■ BRIEF ■
Your task is to repeat the lines below exactly, excluding any pictures they contain.

========

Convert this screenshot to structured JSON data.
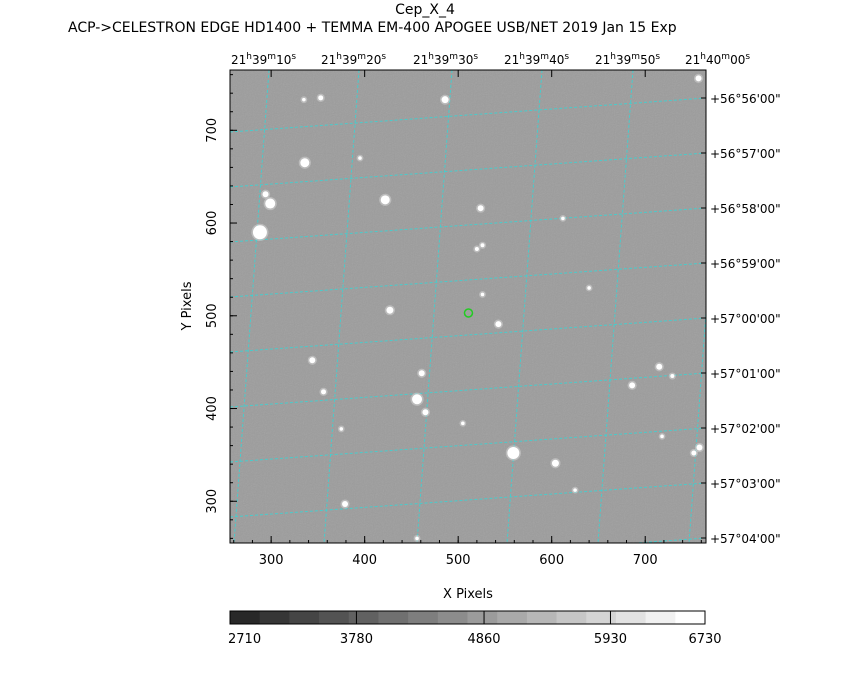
{
  "chart_data": {
    "type": "heatmap",
    "title": "Cep_X_4",
    "subtitle": "ACP->CELESTRON EDGE HD1400 + TEMMA EM-400 APOGEE USB/NET   2019 Jan 15    Exp",
    "xlabel": "X Pixels",
    "ylabel": "Y Pixels",
    "xlim": [
      256,
      765
    ],
    "ylim": [
      255,
      765
    ],
    "x_ticks": [
      300,
      400,
      500,
      600,
      700
    ],
    "y_ticks": [
      300,
      400,
      500,
      600,
      700
    ],
    "ra_labels": [
      {
        "h": "21",
        "m": "39",
        "s": "10"
      },
      {
        "h": "21",
        "m": "39",
        "s": "20"
      },
      {
        "h": "21",
        "m": "39",
        "s": "30"
      },
      {
        "h": "21",
        "m": "39",
        "s": "40"
      },
      {
        "h": "21",
        "m": "39",
        "s": "50"
      },
      {
        "h": "21",
        "m": "40",
        "s": "00"
      }
    ],
    "dec_labels": [
      "+56°56'00\"",
      "+56°57'00\"",
      "+56°58'00\"",
      "+56°59'00\"",
      "+57°00'00\"",
      "+57°01'00\"",
      "+57°02'00\"",
      "+57°03'00\"",
      "+57°04'00\""
    ],
    "colorbar": {
      "tick_labels": [
        "2710",
        "3780",
        "4860",
        "5930",
        "6730"
      ],
      "tick_values": [
        2710,
        3780,
        4860,
        5930,
        6730
      ],
      "range": [
        2710,
        6730
      ],
      "levels": 16
    },
    "target": {
      "x": 511,
      "y": 503
    },
    "stars": [
      {
        "x": 288,
        "y": 590,
        "r": 7
      },
      {
        "x": 299,
        "y": 621,
        "r": 5
      },
      {
        "x": 294,
        "y": 631,
        "r": 3
      },
      {
        "x": 336,
        "y": 665,
        "r": 4.5
      },
      {
        "x": 422,
        "y": 625,
        "r": 4.5
      },
      {
        "x": 486,
        "y": 733,
        "r": 3.5
      },
      {
        "x": 353,
        "y": 735,
        "r": 2.5
      },
      {
        "x": 524,
        "y": 616,
        "r": 3
      },
      {
        "x": 427,
        "y": 506,
        "r": 3.5
      },
      {
        "x": 543,
        "y": 491,
        "r": 3
      },
      {
        "x": 344,
        "y": 452,
        "r": 3
      },
      {
        "x": 356,
        "y": 418,
        "r": 2.5
      },
      {
        "x": 461,
        "y": 438,
        "r": 3
      },
      {
        "x": 456,
        "y": 410,
        "r": 5
      },
      {
        "x": 465,
        "y": 396,
        "r": 3
      },
      {
        "x": 559,
        "y": 352,
        "r": 6
      },
      {
        "x": 604,
        "y": 341,
        "r": 3.5
      },
      {
        "x": 715,
        "y": 445,
        "r": 3
      },
      {
        "x": 686,
        "y": 425,
        "r": 3
      },
      {
        "x": 758,
        "y": 358,
        "r": 3
      },
      {
        "x": 752,
        "y": 352,
        "r": 2.5
      },
      {
        "x": 379,
        "y": 297,
        "r": 3
      },
      {
        "x": 757,
        "y": 756,
        "r": 3
      },
      {
        "x": 729,
        "y": 435,
        "r": 2
      },
      {
        "x": 520,
        "y": 572,
        "r": 2
      },
      {
        "x": 526,
        "y": 576,
        "r": 2
      },
      {
        "x": 335,
        "y": 733,
        "r": 1.8
      },
      {
        "x": 526,
        "y": 523,
        "r": 1.8
      },
      {
        "x": 395,
        "y": 670,
        "r": 1.8
      },
      {
        "x": 612,
        "y": 605,
        "r": 1.8
      },
      {
        "x": 718,
        "y": 370,
        "r": 1.8
      },
      {
        "x": 505,
        "y": 384,
        "r": 1.8
      },
      {
        "x": 375,
        "y": 378,
        "r": 1.8
      },
      {
        "x": 640,
        "y": 530,
        "r": 1.8
      },
      {
        "x": 456,
        "y": 260,
        "r": 1.8
      },
      {
        "x": 625,
        "y": 312,
        "r": 1.8
      }
    ]
  }
}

========

■ TASK OUTPUT ■
Convert this screenshot to structured JSON data.
{
  "chart_data": {
    "type": "heatmap",
    "title": "Cep_X_4",
    "subtitle": "ACP->CELESTRON EDGE HD1400 + TEMMA EM-400 APOGEE USB/NET   2019 Jan 15    Exp",
    "xlabel": "X Pixels",
    "ylabel": "Y Pixels",
    "xlim": [
      256,
      765
    ],
    "ylim": [
      255,
      765
    ],
    "x_ticks": [
      300,
      400,
      500,
      600,
      700
    ],
    "y_ticks": [
      300,
      400,
      500,
      600,
      700
    ],
    "ra_labels": [
      {
        "h": "21",
        "m": "39",
        "s": "10"
      },
      {
        "h": "21",
        "m": "39",
        "s": "20"
      },
      {
        "h": "21",
        "m": "39",
        "s": "30"
      },
      {
        "h": "21",
        "m": "39",
        "s": "40"
      },
      {
        "h": "21",
        "m": "39",
        "s": "50"
      },
      {
        "h": "21",
        "m": "40",
        "s": "00"
      }
    ],
    "dec_labels": [
      "+56°56'00\"",
      "+56°57'00\"",
      "+56°58'00\"",
      "+56°59'00\"",
      "+57°00'00\"",
      "+57°01'00\"",
      "+57°02'00\"",
      "+57°03'00\"",
      "+57°04'00\""
    ],
    "colorbar": {
      "tick_labels": [
        "2710",
        "3780",
        "4860",
        "5930",
        "6730"
      ],
      "tick_values": [
        2710,
        3780,
        4860,
        5930,
        6730
      ],
      "range": [
        2710,
        6730
      ],
      "levels": 16
    },
    "target": {
      "x": 511,
      "y": 503
    },
    "stars": [
      {
        "x": 288,
        "y": 590,
        "r": 7
      },
      {
        "x": 299,
        "y": 621,
        "r": 5
      },
      {
        "x": 294,
        "y": 631,
        "r": 3
      },
      {
        "x": 336,
        "y": 665,
        "r": 4.5
      },
      {
        "x": 422,
        "y": 625,
        "r": 4.5
      },
      {
        "x": 486,
        "y": 733,
        "r": 3.5
      },
      {
        "x": 353,
        "y": 735,
        "r": 2.5
      },
      {
        "x": 524,
        "y": 616,
        "r": 3
      },
      {
        "x": 427,
        "y": 506,
        "r": 3.5
      },
      {
        "x": 543,
        "y": 491,
        "r": 3
      },
      {
        "x": 344,
        "y": 452,
        "r": 3
      },
      {
        "x": 356,
        "y": 418,
        "r": 2.5
      },
      {
        "x": 461,
        "y": 438,
        "r": 3
      },
      {
        "x": 456,
        "y": 410,
        "r": 5
      },
      {
        "x": 465,
        "y": 396,
        "r": 3
      },
      {
        "x": 559,
        "y": 352,
        "r": 6
      },
      {
        "x": 604,
        "y": 341,
        "r": 3.5
      },
      {
        "x": 715,
        "y": 445,
        "r": 3
      },
      {
        "x": 686,
        "y": 425,
        "r": 3
      },
      {
        "x": 758,
        "y": 358,
        "r": 3
      },
      {
        "x": 752,
        "y": 352,
        "r": 2.5
      },
      {
        "x": 379,
        "y": 297,
        "r": 3
      },
      {
        "x": 757,
        "y": 756,
        "r": 3
      },
      {
        "x": 729,
        "y": 435,
        "r": 2
      },
      {
        "x": 520,
        "y": 572,
        "r": 2
      },
      {
        "x": 526,
        "y": 576,
        "r": 2
      },
      {
        "x": 335,
        "y": 733,
        "r": 1.8
      },
      {
        "x": 526,
        "y": 523,
        "r": 1.8
      },
      {
        "x": 395,
        "y": 670,
        "r": 1.8
      },
      {
        "x": 612,
        "y": 605,
        "r": 1.8
      },
      {
        "x": 718,
        "y": 370,
        "r": 1.8
      },
      {
        "x": 505,
        "y": 384,
        "r": 1.8
      },
      {
        "x": 375,
        "y": 378,
        "r": 1.8
      },
      {
        "x": 640,
        "y": 530,
        "r": 1.8
      },
      {
        "x": 456,
        "y": 260,
        "r": 1.8
      },
      {
        "x": 625,
        "y": 312,
        "r": 1.8
      }
    ]
  }
}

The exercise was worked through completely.